+++ Material

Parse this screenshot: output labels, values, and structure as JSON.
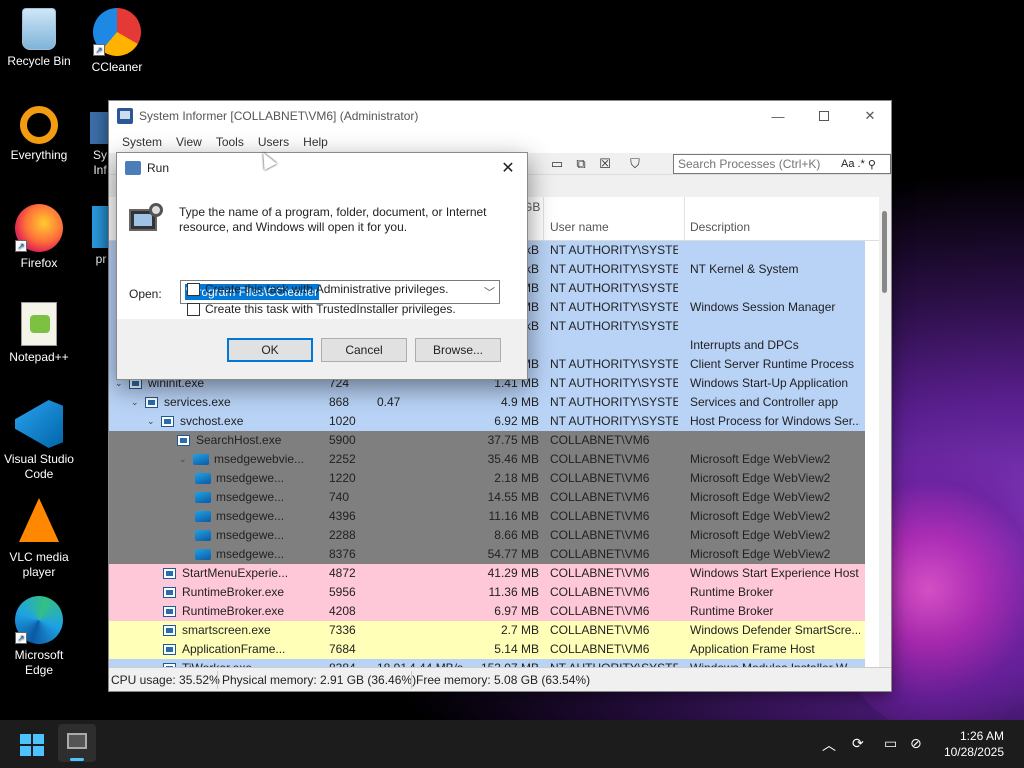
{
  "desktop": {
    "icons": [
      {
        "label": "Recycle Bin",
        "icon": "recycle-bin-icon"
      },
      {
        "label": "CCleaner",
        "icon": "ccleaner-icon"
      },
      {
        "label": "Everything",
        "icon": "everything-icon"
      },
      {
        "label": "Firefox",
        "icon": "firefox-icon"
      },
      {
        "label": "Notepad++",
        "icon": "notepadpp-icon"
      },
      {
        "label": "Visual Studio Code",
        "icon": "vscode-icon"
      },
      {
        "label": "VLC media player",
        "icon": "vlc-icon"
      },
      {
        "label": "Microsoft Edge",
        "icon": "edge-icon"
      }
    ],
    "partial_labels": [
      "Sy",
      "Inf",
      "pr"
    ]
  },
  "si": {
    "title": "System Informer [COLLABNET\\VM6] (Administrator)",
    "menu": [
      "System",
      "View",
      "Tools",
      "Users",
      "Help"
    ],
    "search_placeholder": "Search Processes (Ctrl+K)",
    "search_opts": "Aa",
    "search_regex": ".*",
    "header_partial": "GB",
    "columns": {
      "user": "User name",
      "desc": "Description"
    },
    "rows": [
      {
        "name": "",
        "pid": "",
        "cpu": "",
        "mem": "kB",
        "user": "NT AUTHORITY\\SYSTEM",
        "desc": ""
      },
      {
        "name": "",
        "pid": "",
        "cpu": "",
        "mem": "kB",
        "user": "NT AUTHORITY\\SYSTEM",
        "desc": "NT Kernel & System"
      },
      {
        "name": "",
        "pid": "",
        "cpu": "",
        "mem": "MB",
        "user": "NT AUTHORITY\\SYSTEM",
        "desc": ""
      },
      {
        "name": "",
        "pid": "",
        "cpu": "",
        "mem": "MB",
        "user": "NT AUTHORITY\\SYSTEM",
        "desc": "Windows Session Manager"
      },
      {
        "name": "",
        "pid": "",
        "cpu": "",
        "mem": "kB",
        "user": "NT AUTHORITY\\SYSTEM",
        "desc": ""
      },
      {
        "name": "",
        "pid": "",
        "cpu": "",
        "mem": "",
        "user": "",
        "desc": "Interrupts and DPCs"
      },
      {
        "name": "",
        "pid": "",
        "cpu": "",
        "mem": "MB",
        "user": "NT AUTHORITY\\SYSTEM",
        "desc": "Client Server Runtime Process"
      },
      {
        "name": "wininit.exe",
        "pid": "724",
        "cpu": "",
        "mem": "1.41 MB",
        "user": "NT AUTHORITY\\SYSTEM",
        "desc": "Windows Start-Up Application"
      },
      {
        "name": "services.exe",
        "pid": "868",
        "cpu": "0.47",
        "mem": "4.9 MB",
        "user": "NT AUTHORITY\\SYSTEM",
        "desc": "Services and Controller app"
      },
      {
        "name": "svchost.exe",
        "pid": "1020",
        "cpu": "",
        "mem": "6.92 MB",
        "user": "NT AUTHORITY\\SYSTEM",
        "desc": "Host Process for Windows Ser..."
      },
      {
        "name": "SearchHost.exe",
        "pid": "5900",
        "cpu": "",
        "mem": "37.75 MB",
        "user": "COLLABNET\\VM6",
        "desc": ""
      },
      {
        "name": "msedgewebvie...",
        "pid": "2252",
        "cpu": "",
        "mem": "35.46 MB",
        "user": "COLLABNET\\VM6",
        "desc": "Microsoft Edge WebView2"
      },
      {
        "name": "msedgewe...",
        "pid": "1220",
        "cpu": "",
        "mem": "2.18 MB",
        "user": "COLLABNET\\VM6",
        "desc": "Microsoft Edge WebView2"
      },
      {
        "name": "msedgewe...",
        "pid": "740",
        "cpu": "",
        "mem": "14.55 MB",
        "user": "COLLABNET\\VM6",
        "desc": "Microsoft Edge WebView2"
      },
      {
        "name": "msedgewe...",
        "pid": "4396",
        "cpu": "",
        "mem": "11.16 MB",
        "user": "COLLABNET\\VM6",
        "desc": "Microsoft Edge WebView2"
      },
      {
        "name": "msedgewe...",
        "pid": "2288",
        "cpu": "",
        "mem": "8.66 MB",
        "user": "COLLABNET\\VM6",
        "desc": "Microsoft Edge WebView2"
      },
      {
        "name": "msedgewe...",
        "pid": "8376",
        "cpu": "",
        "mem": "54.77 MB",
        "user": "COLLABNET\\VM6",
        "desc": "Microsoft Edge WebView2"
      },
      {
        "name": "StartMenuExperie...",
        "pid": "4872",
        "cpu": "",
        "mem": "41.29 MB",
        "user": "COLLABNET\\VM6",
        "desc": "Windows Start Experience Host"
      },
      {
        "name": "RuntimeBroker.exe",
        "pid": "5956",
        "cpu": "",
        "mem": "11.36 MB",
        "user": "COLLABNET\\VM6",
        "desc": "Runtime Broker"
      },
      {
        "name": "RuntimeBroker.exe",
        "pid": "4208",
        "cpu": "",
        "mem": "6.97 MB",
        "user": "COLLABNET\\VM6",
        "desc": "Runtime Broker"
      },
      {
        "name": "smartscreen.exe",
        "pid": "7336",
        "cpu": "",
        "mem": "2.7 MB",
        "user": "COLLABNET\\VM6",
        "desc": "Windows Defender SmartScre..."
      },
      {
        "name": "ApplicationFrame...",
        "pid": "7684",
        "cpu": "",
        "mem": "5.14 MB",
        "user": "COLLABNET\\VM6",
        "desc": "Application Frame Host"
      },
      {
        "name": "TiWorker.exe",
        "pid": "8384",
        "cpu": "18.91",
        "mem": "153.07 MB",
        "user": "NT AUTHORITY\\SYSTEM",
        "desc": "Windows Modules Installer W...",
        "io": "4.44 MB/s"
      }
    ],
    "status": {
      "cpu": "CPU usage: 35.52%",
      "phys": "Physical memory: 2.91 GB (36.46%)",
      "free": "Free memory: 5.08 GB (63.54%)"
    },
    "colors": {
      "system": "#b9d3f7",
      "service_dim": "#7f7f7f",
      "user_pink": "#ffc8d8",
      "immersive_yellow": "#ffffb8"
    }
  },
  "run": {
    "title": "Run",
    "description": "Type the name of a program, folder, document, or Internet resource, and Windows will open it for you.",
    "open_label": "Open:",
    "open_value": "\\Program Files\\CCleaner",
    "chk_admin": "Create this task with Administrative privileges.",
    "chk_trusted": "Create this task with TrustedInstaller privileges.",
    "ok": "OK",
    "cancel": "Cancel",
    "browse": "Browse..."
  },
  "taskbar": {
    "time": "1:26 AM",
    "date": "10/28/2025"
  }
}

++++++

→ What to produce
Find the word "title" in the data and show each line that holds it.

→ Answer to the problem
    "title": "System Informer [COLLABNET\\VM6] (Administrator)",
    "title": "Run",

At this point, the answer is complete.